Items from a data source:
● ● ●

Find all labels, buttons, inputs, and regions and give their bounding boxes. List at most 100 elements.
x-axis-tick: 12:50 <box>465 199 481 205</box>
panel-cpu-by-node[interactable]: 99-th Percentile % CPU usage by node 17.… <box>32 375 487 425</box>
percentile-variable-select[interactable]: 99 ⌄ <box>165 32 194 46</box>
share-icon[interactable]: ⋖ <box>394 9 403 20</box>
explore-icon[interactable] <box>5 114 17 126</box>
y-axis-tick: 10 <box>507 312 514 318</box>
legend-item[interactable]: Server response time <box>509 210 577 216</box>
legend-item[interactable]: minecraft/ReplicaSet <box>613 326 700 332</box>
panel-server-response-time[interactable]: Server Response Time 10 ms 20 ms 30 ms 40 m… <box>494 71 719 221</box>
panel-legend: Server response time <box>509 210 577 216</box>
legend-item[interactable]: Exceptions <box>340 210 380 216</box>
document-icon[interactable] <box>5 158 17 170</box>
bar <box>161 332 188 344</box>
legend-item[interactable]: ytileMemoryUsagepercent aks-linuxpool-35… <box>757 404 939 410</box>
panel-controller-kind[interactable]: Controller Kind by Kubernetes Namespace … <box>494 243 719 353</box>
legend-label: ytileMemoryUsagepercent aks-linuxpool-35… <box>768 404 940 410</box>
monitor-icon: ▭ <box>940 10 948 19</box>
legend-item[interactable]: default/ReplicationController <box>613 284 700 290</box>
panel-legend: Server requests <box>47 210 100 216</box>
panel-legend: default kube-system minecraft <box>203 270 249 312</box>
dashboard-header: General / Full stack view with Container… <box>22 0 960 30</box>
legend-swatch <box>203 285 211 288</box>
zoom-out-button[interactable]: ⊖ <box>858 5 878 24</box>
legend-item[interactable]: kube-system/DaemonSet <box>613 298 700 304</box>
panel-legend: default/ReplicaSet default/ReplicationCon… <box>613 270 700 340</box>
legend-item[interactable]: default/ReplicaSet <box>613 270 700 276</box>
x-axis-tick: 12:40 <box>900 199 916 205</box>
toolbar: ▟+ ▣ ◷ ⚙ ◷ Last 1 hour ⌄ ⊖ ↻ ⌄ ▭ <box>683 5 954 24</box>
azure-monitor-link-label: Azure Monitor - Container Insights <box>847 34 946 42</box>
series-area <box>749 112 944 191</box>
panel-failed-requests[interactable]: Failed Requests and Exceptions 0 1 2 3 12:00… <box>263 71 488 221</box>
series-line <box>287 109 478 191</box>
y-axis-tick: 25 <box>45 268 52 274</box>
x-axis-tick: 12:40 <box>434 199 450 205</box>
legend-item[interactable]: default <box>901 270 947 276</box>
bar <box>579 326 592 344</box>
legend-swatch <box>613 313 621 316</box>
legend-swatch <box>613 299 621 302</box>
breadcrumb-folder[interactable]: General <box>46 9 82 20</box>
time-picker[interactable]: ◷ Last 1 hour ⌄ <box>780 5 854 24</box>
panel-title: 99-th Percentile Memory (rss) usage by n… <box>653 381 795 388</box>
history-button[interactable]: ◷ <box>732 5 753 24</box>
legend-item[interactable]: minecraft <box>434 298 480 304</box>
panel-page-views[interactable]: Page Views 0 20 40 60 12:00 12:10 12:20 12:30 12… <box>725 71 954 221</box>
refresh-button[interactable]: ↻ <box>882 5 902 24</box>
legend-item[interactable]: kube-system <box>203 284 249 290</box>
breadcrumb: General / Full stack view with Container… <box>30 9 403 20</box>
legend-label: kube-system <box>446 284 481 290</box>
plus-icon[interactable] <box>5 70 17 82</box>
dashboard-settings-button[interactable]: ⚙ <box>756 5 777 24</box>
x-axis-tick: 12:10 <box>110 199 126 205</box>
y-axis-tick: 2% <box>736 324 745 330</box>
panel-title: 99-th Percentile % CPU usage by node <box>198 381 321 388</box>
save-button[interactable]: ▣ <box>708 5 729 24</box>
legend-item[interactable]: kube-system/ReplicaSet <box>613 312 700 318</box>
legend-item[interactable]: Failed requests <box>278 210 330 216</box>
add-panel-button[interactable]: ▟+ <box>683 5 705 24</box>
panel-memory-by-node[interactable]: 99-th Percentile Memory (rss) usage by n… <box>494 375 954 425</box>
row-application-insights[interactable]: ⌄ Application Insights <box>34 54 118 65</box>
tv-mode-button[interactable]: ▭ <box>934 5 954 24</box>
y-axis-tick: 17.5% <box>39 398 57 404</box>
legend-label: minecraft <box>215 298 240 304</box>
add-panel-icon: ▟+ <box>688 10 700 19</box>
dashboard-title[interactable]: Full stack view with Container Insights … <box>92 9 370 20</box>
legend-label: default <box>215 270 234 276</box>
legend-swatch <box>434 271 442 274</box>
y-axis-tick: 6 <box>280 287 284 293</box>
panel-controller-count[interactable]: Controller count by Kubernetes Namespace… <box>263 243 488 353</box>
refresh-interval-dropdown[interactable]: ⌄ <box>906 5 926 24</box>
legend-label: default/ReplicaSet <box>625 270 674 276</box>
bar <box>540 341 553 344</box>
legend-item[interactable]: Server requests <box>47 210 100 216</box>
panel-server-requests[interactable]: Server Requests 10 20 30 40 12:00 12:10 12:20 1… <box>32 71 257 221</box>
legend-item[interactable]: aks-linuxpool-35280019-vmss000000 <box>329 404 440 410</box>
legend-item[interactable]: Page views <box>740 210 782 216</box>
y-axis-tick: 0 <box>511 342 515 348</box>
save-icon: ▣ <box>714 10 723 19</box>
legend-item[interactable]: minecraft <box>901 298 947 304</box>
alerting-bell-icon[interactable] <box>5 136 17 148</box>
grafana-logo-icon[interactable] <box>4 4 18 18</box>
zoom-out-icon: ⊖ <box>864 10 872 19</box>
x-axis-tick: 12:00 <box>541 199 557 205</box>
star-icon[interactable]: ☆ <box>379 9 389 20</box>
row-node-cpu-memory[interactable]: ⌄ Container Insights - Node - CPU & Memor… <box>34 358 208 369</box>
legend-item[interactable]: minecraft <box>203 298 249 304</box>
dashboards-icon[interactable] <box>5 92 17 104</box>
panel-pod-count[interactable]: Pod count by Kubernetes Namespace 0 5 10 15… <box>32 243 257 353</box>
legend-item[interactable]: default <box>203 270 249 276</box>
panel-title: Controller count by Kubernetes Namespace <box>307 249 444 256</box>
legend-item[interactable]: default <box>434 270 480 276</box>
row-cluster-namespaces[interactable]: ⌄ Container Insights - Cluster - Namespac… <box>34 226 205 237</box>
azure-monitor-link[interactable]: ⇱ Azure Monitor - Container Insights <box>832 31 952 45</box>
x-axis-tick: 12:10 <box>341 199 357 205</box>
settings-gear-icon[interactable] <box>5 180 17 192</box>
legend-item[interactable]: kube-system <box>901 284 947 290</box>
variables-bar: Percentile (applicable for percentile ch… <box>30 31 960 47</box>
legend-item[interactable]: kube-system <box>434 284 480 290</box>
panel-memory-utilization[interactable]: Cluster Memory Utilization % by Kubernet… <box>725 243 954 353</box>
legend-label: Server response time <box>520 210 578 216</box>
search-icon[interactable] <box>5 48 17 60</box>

● ● ●

Task instructions:
Please transcribe the records from the very beginning through the line containing "panel-server-response-time[interactable]: Server Response", including that line, reproducing each line without changes.

Full response:
Find all labels, buttons, inputs, and regions and give their bounding boxes. List at most 100 elements.
x-axis-tick: 12:50 <box>465 199 481 205</box>
panel-cpu-by-node[interactable]: 99-th Percentile % CPU usage by node 17.… <box>32 375 487 425</box>
percentile-variable-select[interactable]: 99 ⌄ <box>165 32 194 46</box>
share-icon[interactable]: ⋖ <box>394 9 403 20</box>
explore-icon[interactable] <box>5 114 17 126</box>
y-axis-tick: 10 <box>507 312 514 318</box>
legend-item[interactable]: Server response time <box>509 210 577 216</box>
legend-item[interactable]: minecraft/ReplicaSet <box>613 326 700 332</box>
panel-server-response-time[interactable]: Server Response Time 10 ms 20 ms 30 ms 40 m… <box>494 71 719 221</box>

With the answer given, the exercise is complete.